» **Exercise brief**:
All lines holding the string "color" are to be shown.

» **Extracted information**:

* * * * *

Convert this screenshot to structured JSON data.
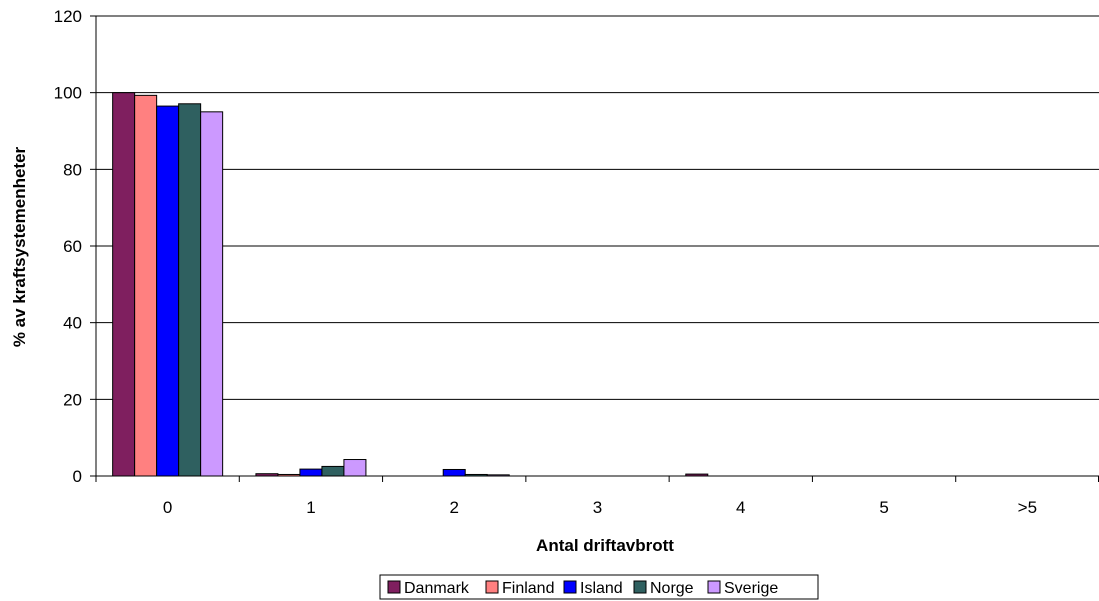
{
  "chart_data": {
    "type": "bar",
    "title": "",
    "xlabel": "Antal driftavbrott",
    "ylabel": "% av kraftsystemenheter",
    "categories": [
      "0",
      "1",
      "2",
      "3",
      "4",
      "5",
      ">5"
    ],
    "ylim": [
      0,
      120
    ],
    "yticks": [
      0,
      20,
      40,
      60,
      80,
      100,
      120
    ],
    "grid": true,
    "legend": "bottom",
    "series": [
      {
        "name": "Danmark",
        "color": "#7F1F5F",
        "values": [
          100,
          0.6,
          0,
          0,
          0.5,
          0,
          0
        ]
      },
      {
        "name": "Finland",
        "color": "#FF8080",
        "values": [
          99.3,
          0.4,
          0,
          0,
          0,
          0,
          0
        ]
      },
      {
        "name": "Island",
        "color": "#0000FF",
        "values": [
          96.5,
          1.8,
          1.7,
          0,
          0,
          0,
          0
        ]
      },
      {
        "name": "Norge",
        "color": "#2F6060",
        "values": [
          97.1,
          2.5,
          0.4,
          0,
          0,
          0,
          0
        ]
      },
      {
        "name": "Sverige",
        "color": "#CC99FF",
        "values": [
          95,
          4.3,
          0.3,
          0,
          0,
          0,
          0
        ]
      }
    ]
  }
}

* * * * *

» **Exercise solution**:
        "color": "#7F1F5F",
        "color": "#FF8080",
        "color": "#0000FF",
        "color": "#2F6060",
        "color": "#CC99FF",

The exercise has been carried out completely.